• **Written exercise**
Go through the records and show each line where the word "this" occurs.

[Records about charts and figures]
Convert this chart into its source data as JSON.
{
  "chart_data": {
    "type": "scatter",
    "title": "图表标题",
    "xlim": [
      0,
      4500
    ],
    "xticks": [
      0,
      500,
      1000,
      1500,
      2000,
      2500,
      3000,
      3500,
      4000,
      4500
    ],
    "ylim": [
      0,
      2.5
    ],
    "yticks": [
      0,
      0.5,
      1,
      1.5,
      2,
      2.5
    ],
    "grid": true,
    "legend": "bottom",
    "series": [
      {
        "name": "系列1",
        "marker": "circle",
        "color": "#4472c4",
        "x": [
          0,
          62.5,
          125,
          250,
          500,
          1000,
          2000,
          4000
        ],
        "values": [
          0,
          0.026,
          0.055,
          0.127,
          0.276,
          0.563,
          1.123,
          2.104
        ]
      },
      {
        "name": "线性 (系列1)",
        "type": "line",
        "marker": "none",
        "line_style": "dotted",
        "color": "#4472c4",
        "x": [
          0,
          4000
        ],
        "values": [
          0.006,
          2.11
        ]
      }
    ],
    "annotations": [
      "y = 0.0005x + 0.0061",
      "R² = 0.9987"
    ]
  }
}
---
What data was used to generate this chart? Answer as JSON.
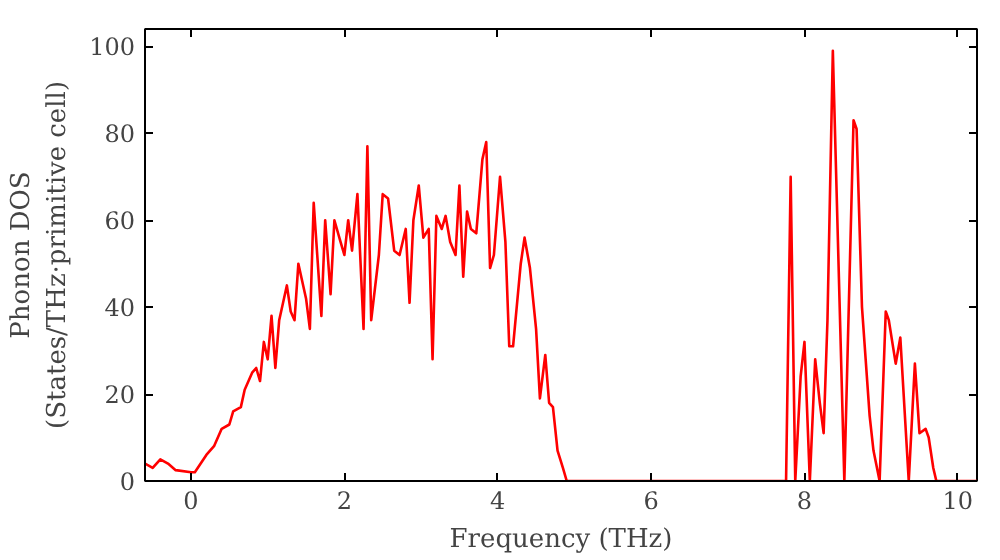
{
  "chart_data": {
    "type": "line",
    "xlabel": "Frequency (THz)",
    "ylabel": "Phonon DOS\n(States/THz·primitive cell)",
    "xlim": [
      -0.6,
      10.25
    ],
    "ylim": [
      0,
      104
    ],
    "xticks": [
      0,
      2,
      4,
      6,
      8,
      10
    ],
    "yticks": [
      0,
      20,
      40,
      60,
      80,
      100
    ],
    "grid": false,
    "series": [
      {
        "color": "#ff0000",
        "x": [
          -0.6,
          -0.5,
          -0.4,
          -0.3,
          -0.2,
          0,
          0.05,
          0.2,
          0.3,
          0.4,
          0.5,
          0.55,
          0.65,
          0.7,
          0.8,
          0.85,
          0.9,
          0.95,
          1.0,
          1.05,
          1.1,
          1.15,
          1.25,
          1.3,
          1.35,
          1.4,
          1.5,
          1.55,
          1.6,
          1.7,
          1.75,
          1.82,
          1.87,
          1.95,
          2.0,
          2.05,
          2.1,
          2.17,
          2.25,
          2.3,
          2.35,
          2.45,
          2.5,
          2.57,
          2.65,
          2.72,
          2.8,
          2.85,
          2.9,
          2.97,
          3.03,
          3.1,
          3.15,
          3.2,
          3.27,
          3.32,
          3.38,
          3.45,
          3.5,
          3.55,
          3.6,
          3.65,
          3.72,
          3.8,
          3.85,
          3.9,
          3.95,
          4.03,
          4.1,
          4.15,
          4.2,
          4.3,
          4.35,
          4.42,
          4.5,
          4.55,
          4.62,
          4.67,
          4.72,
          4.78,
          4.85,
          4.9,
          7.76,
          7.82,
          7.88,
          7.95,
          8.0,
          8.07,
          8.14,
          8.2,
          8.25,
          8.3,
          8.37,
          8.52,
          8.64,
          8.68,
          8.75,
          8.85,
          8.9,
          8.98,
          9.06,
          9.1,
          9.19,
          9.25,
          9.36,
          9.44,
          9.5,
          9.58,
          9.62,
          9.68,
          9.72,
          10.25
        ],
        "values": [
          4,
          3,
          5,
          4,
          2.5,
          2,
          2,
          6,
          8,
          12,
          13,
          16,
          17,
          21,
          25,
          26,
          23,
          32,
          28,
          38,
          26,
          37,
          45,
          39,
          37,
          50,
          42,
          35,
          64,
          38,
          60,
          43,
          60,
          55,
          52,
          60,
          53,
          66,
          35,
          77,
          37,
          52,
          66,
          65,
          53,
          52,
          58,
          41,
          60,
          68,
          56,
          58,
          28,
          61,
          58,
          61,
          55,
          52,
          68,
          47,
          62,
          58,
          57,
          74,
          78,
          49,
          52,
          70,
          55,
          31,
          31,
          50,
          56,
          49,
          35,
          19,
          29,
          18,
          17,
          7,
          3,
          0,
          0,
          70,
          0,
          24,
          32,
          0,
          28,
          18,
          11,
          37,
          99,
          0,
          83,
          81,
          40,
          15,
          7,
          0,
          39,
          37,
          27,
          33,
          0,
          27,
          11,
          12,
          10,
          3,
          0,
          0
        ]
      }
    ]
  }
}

• **Task solution**
Convert this chart into its source data as JSON.
What data was used to generate this chart? Answer as JSON.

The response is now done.